(Records from a data source)

-----

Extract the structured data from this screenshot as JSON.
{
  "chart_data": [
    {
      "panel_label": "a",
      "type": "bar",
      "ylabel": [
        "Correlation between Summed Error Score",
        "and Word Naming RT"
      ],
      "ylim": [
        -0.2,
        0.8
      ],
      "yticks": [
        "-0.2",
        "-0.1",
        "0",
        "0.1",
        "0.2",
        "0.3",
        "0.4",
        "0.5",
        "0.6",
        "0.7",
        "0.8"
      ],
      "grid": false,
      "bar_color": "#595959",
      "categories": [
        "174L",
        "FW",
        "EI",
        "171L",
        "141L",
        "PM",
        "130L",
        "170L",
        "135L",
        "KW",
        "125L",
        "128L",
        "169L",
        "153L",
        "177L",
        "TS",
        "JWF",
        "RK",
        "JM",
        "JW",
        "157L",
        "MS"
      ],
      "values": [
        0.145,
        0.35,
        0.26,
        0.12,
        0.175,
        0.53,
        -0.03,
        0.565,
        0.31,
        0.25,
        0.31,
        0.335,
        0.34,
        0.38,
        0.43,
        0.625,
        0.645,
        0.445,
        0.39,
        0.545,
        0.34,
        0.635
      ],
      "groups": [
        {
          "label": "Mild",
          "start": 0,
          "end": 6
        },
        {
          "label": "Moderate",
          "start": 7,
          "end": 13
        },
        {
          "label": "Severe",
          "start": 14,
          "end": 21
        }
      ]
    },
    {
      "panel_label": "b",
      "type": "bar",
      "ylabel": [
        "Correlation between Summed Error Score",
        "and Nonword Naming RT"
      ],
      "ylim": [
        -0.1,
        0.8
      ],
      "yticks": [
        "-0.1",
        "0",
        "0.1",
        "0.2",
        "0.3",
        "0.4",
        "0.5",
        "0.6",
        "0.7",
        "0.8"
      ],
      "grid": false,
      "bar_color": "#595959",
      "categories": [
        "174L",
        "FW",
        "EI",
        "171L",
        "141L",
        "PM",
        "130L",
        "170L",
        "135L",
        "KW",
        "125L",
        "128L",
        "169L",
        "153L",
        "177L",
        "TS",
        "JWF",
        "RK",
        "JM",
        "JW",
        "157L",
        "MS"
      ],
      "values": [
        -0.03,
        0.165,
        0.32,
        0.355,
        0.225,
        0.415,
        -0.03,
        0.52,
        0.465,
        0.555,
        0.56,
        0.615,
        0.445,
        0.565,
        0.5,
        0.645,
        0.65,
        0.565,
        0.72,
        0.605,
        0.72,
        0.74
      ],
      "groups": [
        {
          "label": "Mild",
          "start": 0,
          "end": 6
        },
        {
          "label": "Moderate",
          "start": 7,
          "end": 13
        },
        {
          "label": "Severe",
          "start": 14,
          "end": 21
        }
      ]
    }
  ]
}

-----

### Work required
Restate the whole listing exactly.

### Solution for this problem
Extract the structured data from this screenshot as JSON.
{
  "chart_data": [
    {
      "panel_label": "a",
      "type": "bar",
      "ylabel": [
        "Correlation between Summed Error Score",
        "and Word Naming RT"
      ],
      "ylim": [
        -0.2,
        0.8
      ],
      "yticks": [
        "-0.2",
        "-0.1",
        "0",
        "0.1",
        "0.2",
        "0.3",
        "0.4",
        "0.5",
        "0.6",
        "0.7",
        "0.8"
      ],
      "grid": false,
      "bar_color": "#595959",
      "categories": [
        "174L",
        "FW",
        "EI",
        "171L",
        "141L",
        "PM",
        "130L",
        "170L",
        "135L",
        "KW",
        "125L",
        "128L",
        "169L",
        "153L",
        "177L",
        "TS",
        "JWF",
        "RK",
        "JM",
        "JW",
        "157L",
        "MS"
      ],
      "values": [
        0.145,
        0.35,
        0.26,
        0.12,
        0.175,
        0.53,
        -0.03,
        0.565,
        0.31,
        0.25,
        0.31,
        0.335,
        0.34,
        0.38,
        0.43,
        0.625,
        0.645,
        0.445,
        0.39,
        0.545,
        0.34,
        0.635
      ],
      "groups": [
        {
          "label": "Mild",
          "start": 0,
          "end": 6
        },
        {
          "label": "Moderate",
          "start": 7,
          "end": 13
        },
        {
          "label": "Severe",
          "start": 14,
          "end": 21
        }
      ]
    },
    {
      "panel_label": "b",
      "type": "bar",
      "ylabel": [
        "Correlation between Summed Error Score",
        "and Nonword Naming RT"
      ],
      "ylim": [
        -0.1,
        0.8
      ],
      "yticks": [
        "-0.1",
        "0",
        "0.1",
        "0.2",
        "0.3",
        "0.4",
        "0.5",
        "0.6",
        "0.7",
        "0.8"
      ],
      "grid": false,
      "bar_color": "#595959",
      "categories": [
        "174L",
        "FW",
        "EI",
        "171L",
        "141L",
        "PM",
        "130L",
        "170L",
        "135L",
        "KW",
        "125L",
        "128L",
        "169L",
        "153L",
        "177L",
        "TS",
        "JWF",
        "RK",
        "JM",
        "JW",
        "157L",
        "MS"
      ],
      "values": [
        -0.03,
        0.165,
        0.32,
        0.355,
        0.225,
        0.415,
        -0.03,
        0.52,
        0.465,
        0.555,
        0.56,
        0.615,
        0.445,
        0.565,
        0.5,
        0.645,
        0.65,
        0.565,
        0.72,
        0.605,
        0.72,
        0.74
      ],
      "groups": [
        {
          "label": "Mild",
          "start": 0,
          "end": 6
        },
        {
          "label": "Moderate",
          "start": 7,
          "end": 13
        },
        {
          "label": "Severe",
          "start": 14,
          "end": 21
        }
      ]
    }
  ]
}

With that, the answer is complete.